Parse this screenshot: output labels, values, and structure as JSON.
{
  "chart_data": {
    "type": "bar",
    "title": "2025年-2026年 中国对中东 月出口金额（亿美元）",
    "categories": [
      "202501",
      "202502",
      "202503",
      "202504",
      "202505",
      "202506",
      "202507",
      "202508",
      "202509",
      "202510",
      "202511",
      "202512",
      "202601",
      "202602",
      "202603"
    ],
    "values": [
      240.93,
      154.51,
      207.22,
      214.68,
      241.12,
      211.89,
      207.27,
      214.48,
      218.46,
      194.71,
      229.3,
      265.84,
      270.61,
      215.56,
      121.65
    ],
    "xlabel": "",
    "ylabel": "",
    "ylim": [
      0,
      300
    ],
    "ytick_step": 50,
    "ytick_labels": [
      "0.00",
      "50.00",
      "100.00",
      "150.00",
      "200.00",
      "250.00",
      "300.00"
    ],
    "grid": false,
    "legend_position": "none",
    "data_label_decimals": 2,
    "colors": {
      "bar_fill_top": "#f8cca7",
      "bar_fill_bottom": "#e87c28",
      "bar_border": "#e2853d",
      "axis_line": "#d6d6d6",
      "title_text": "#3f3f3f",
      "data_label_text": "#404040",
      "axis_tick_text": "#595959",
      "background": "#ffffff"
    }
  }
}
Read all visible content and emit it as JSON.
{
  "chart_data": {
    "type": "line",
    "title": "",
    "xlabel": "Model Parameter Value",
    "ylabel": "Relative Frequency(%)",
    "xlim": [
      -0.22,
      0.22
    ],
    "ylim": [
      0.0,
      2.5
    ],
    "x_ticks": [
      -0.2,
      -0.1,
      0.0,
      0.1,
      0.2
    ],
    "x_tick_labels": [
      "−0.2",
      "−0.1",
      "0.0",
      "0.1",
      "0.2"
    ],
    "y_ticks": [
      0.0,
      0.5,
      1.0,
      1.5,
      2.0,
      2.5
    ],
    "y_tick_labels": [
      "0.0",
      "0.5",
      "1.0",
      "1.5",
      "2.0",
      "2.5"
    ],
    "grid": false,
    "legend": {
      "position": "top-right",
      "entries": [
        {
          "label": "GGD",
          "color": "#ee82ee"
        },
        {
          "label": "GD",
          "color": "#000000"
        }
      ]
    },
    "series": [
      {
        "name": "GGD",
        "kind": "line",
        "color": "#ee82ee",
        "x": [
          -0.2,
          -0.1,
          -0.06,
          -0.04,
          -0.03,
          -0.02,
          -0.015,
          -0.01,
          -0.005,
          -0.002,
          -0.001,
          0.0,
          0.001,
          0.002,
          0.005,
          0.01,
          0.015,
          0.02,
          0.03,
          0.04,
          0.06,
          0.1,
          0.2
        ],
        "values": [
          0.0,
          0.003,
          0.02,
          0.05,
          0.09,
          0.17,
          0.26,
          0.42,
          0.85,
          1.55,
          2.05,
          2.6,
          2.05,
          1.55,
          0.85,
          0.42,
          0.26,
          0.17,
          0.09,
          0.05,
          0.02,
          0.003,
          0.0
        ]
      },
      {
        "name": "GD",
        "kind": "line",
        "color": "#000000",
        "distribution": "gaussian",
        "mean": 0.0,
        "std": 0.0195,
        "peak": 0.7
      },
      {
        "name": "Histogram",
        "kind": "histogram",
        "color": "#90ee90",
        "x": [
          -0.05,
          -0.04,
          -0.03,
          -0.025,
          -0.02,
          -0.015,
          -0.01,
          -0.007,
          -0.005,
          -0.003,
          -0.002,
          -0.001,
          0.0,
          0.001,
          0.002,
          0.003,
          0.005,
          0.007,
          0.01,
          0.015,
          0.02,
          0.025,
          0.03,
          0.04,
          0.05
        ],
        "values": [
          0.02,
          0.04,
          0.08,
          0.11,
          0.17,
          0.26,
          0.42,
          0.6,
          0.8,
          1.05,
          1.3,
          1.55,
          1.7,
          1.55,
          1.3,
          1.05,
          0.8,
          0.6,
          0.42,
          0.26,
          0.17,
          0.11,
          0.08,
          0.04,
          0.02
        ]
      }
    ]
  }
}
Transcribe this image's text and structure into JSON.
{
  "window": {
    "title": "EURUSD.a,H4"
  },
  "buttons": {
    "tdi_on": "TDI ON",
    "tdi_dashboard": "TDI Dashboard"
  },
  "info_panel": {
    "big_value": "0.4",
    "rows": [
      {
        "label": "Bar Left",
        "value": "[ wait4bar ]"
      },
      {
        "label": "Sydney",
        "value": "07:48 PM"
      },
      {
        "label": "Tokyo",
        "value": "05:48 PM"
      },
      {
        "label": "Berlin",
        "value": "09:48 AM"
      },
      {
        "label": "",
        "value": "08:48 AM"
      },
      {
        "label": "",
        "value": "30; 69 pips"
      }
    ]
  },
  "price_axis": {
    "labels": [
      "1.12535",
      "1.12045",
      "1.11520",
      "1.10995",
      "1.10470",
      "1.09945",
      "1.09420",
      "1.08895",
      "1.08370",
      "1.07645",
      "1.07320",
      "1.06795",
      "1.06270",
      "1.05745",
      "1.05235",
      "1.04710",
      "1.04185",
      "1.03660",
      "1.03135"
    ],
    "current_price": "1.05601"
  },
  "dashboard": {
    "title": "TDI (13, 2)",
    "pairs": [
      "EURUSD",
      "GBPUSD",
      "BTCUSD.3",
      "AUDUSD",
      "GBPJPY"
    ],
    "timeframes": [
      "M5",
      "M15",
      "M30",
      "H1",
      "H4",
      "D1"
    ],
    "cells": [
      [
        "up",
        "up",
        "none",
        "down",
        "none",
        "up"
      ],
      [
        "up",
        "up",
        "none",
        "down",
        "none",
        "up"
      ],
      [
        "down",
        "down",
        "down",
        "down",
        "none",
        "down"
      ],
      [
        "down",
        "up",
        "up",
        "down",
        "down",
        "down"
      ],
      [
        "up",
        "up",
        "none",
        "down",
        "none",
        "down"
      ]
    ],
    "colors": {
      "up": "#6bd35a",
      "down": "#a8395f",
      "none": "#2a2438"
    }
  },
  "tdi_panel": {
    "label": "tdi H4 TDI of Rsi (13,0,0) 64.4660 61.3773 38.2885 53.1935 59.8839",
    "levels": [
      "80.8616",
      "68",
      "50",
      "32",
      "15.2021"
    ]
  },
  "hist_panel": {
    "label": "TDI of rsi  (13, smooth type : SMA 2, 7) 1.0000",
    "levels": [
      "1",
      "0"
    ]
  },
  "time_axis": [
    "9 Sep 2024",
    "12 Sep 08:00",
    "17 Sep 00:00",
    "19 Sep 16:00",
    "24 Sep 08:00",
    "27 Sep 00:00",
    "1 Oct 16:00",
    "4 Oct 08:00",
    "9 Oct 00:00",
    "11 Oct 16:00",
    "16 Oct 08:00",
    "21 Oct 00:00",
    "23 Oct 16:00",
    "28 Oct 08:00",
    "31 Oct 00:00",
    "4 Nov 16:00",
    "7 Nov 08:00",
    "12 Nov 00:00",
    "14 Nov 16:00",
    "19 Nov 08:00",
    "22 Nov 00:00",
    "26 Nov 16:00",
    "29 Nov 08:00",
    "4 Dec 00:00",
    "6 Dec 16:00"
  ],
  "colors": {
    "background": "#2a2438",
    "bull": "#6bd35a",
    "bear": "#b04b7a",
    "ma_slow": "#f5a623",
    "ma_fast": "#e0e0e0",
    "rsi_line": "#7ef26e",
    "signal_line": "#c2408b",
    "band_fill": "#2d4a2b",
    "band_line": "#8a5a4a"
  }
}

■ **Required task**:
Only a number is wanted: how many lines of the data above contain "this"?

■ **Exercise output**:
2